Items from a dataset
———

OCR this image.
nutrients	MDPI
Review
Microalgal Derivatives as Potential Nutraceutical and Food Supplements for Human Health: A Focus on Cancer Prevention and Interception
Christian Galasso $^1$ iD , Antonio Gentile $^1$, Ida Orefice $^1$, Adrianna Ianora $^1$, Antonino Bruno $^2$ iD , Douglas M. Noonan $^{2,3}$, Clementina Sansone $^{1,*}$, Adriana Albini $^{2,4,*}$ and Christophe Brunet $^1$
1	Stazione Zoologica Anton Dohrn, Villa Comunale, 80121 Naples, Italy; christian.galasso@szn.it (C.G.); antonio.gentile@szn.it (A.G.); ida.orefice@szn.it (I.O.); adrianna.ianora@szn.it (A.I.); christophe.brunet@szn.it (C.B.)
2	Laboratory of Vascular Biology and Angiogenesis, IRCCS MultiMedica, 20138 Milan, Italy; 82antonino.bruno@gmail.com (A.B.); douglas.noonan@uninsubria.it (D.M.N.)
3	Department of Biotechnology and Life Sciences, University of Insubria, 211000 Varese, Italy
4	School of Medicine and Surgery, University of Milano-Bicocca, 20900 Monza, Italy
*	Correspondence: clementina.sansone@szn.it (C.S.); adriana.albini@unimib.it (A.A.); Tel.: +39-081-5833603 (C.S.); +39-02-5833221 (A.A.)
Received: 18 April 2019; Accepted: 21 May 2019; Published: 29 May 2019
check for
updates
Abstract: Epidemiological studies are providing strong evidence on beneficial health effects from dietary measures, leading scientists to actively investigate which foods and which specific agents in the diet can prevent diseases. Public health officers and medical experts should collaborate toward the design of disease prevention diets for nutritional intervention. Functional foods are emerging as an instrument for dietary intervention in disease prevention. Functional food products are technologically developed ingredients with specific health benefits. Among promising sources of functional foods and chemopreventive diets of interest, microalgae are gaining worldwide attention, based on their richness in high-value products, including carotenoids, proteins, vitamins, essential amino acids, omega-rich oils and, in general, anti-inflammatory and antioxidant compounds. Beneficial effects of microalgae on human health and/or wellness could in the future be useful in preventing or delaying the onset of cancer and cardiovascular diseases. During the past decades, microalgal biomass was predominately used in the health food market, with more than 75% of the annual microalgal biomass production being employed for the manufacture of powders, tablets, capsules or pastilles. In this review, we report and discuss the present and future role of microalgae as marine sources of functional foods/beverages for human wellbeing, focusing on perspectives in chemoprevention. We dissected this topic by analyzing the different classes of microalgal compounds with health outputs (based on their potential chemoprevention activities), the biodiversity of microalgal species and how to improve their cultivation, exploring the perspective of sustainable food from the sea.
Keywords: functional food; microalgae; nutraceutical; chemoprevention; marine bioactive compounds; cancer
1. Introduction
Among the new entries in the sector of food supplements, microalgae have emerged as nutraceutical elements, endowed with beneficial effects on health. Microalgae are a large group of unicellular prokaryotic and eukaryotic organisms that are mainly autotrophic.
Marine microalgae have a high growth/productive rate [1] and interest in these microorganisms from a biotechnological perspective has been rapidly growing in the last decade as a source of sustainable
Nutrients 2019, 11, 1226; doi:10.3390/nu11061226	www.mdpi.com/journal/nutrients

———

Scan the lines above for the word "nutrients", then copy each line that has it.

→ **RESULT OF THIS EXERCISE**:
nutrients	MDPI
Nutrients 2019, 11, 1226; doi:10.3390/nu11061226	www.mdpi.com/journal/nutrients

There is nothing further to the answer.